Items from a figure collection:
------------------------------------------------------------------------

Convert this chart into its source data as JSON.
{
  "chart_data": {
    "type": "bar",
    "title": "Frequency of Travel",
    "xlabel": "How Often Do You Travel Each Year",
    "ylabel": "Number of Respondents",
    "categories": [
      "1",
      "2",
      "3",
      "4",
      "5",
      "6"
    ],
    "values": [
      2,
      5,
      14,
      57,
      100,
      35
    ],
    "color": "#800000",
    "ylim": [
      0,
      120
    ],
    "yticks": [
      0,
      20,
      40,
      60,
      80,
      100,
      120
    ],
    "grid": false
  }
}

------------------------------------------------------------------------

**PROBLEM STATEMENT**
Search the lines for the string "Travel" and copy every line that has it.

**THE OUTPUT**
    "title": "Frequency of Travel",
    "xlabel": "How Often Do You Travel Each Year",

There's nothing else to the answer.